* Exercise goal *
Write each line word for word, from the line that contains "Transcribe the text in this document." through the last line of the material below.

* The input *
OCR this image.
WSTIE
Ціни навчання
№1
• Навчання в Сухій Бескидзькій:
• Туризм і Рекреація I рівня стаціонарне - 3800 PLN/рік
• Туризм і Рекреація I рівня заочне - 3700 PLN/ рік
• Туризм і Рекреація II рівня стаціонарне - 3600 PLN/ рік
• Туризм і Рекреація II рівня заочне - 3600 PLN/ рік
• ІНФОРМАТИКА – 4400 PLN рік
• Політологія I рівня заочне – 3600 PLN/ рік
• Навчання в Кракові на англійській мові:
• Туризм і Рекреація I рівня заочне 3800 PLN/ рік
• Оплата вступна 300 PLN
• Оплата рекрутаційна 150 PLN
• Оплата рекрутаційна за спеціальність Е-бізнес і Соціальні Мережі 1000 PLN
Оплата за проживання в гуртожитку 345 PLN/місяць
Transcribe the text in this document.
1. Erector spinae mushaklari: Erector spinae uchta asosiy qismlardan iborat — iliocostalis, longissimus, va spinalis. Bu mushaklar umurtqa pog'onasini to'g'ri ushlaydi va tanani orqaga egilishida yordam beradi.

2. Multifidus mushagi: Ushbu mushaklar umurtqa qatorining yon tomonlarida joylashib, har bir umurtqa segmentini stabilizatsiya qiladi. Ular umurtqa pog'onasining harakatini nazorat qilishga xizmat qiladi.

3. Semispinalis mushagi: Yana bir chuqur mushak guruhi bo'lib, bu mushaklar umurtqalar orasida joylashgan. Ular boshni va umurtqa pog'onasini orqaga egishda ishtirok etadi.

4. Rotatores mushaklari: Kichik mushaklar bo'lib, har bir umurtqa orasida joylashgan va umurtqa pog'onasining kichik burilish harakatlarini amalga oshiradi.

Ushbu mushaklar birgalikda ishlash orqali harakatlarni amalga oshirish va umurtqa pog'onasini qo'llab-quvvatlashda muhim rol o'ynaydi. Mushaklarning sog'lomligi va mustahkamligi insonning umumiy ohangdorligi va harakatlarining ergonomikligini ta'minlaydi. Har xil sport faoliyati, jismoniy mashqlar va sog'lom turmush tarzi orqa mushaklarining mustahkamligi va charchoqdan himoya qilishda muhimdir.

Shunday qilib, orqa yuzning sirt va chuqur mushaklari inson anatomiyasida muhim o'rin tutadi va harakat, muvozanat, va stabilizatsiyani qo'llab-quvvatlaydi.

* Task answer *
Transcribe the text in this document.
1. Erector spinae mushaklari: Erector spinae uchta asosiy qismlardan iborat — iliocostalis, longissimus, va spinalis. Bu mushaklar umurtqa pog'onasini to'g'ri ushlaydi va tanani orqaga egilishida yordam beradi.

2. Multifidus mushagi: Ushbu mushaklar umurtqa qatorining yon tomonlarida joylashib, har bir umurtqa segmentini stabilizatsiya qiladi. Ular umurtqa pog'onasining harakatini nazorat qilishga xizmat qiladi.

3. Semispinalis mushagi: Yana bir chuqur mushak guruhi bo'lib, bu mushaklar umurtqalar orasida joylashgan. Ular boshni va umurtqa pog'onasini orqaga egishda ishtirok etadi.

4. Rotatores mushaklari: Kichik mushaklar bo'lib, har bir umurtqa orasida joylashgan va umurtqa pog'onasining kichik burilish harakatlarini amalga oshiradi.

Ushbu mushaklar birgalikda ishlash orqali harakatlarni amalga oshirish va umurtqa pog'onasini qo'llab-quvvatlashda muhim rol o'ynaydi. Mushaklarning sog'lomligi va mustahkamligi insonning umumiy ohangdorligi va harakatlarining ergonomikligini ta'minlaydi. Har xil sport faoliyati, jismoniy mashqlar va sog'lom turmush tarzi orqa mushaklarining mustahkamligi va charchoqdan himoya qilishda muhimdir.

Shunday qilib, orqa yuzning sirt va chuqur mushaklari inson anatomiyasida muhim o'rin tutadi va harakat, muvozanat, va stabilizatsiyani qo'llab-quvvatlaydi.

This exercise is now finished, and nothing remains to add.